◆ **LISTED ENTRIES**
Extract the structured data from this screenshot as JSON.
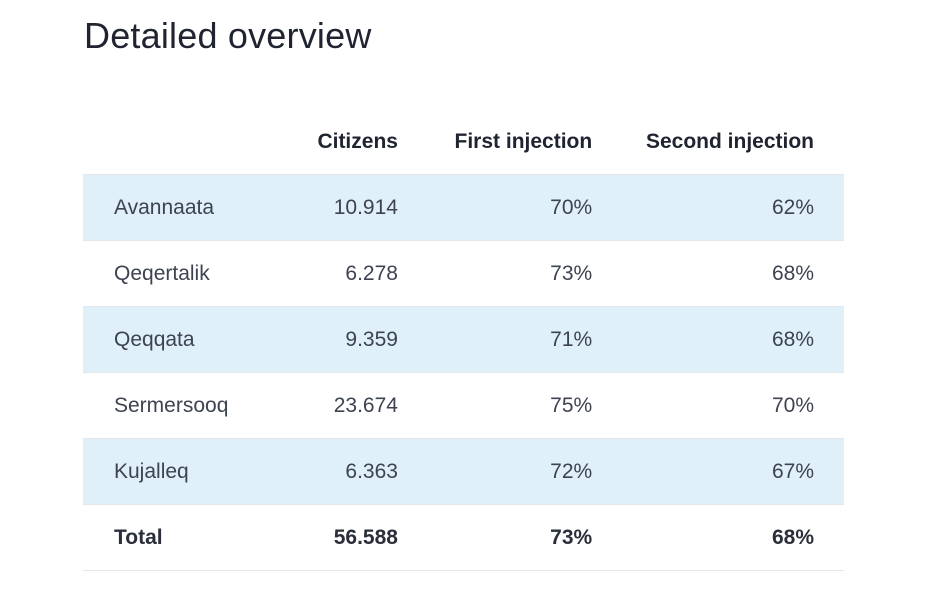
{
  "title": "Detailed overview",
  "table": {
    "headers": {
      "region": "",
      "citizens": "Citizens",
      "first": "First injection",
      "second": "Second injection"
    },
    "rows": [
      {
        "region": "Avannaata",
        "citizens": "10.914",
        "first": "70%",
        "second": "62%"
      },
      {
        "region": "Qeqertalik",
        "citizens": "6.278",
        "first": "73%",
        "second": "68%"
      },
      {
        "region": "Qeqqata",
        "citizens": "9.359",
        "first": "71%",
        "second": "68%"
      },
      {
        "region": "Sermersooq",
        "citizens": "23.674",
        "first": "75%",
        "second": "70%"
      },
      {
        "region": "Kujalleq",
        "citizens": "6.363",
        "first": "72%",
        "second": "67%"
      }
    ],
    "total": {
      "region": "Total",
      "citizens": "56.588",
      "first": "73%",
      "second": "68%"
    }
  },
  "colors": {
    "alt_row": "#dff0f9",
    "heading": "#1f2430",
    "text": "#3d4350"
  }
}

◆ **GIVEN TASK**
Leave out the pictures and copy everything else in the records word for word.

◆ **RESULT OF THE EXERCISE**
Extract the structured data from this screenshot as JSON.
{
  "title": "Detailed overview",
  "table": {
    "headers": {
      "region": "",
      "citizens": "Citizens",
      "first": "First injection",
      "second": "Second injection"
    },
    "rows": [
      {
        "region": "Avannaata",
        "citizens": "10.914",
        "first": "70%",
        "second": "62%"
      },
      {
        "region": "Qeqertalik",
        "citizens": "6.278",
        "first": "73%",
        "second": "68%"
      },
      {
        "region": "Qeqqata",
        "citizens": "9.359",
        "first": "71%",
        "second": "68%"
      },
      {
        "region": "Sermersooq",
        "citizens": "23.674",
        "first": "75%",
        "second": "70%"
      },
      {
        "region": "Kujalleq",
        "citizens": "6.363",
        "first": "72%",
        "second": "67%"
      }
    ],
    "total": {
      "region": "Total",
      "citizens": "56.588",
      "first": "73%",
      "second": "68%"
    }
  },
  "colors": {
    "alt_row": "#dff0f9",
    "heading": "#1f2430",
    "text": "#3d4350"
  }
}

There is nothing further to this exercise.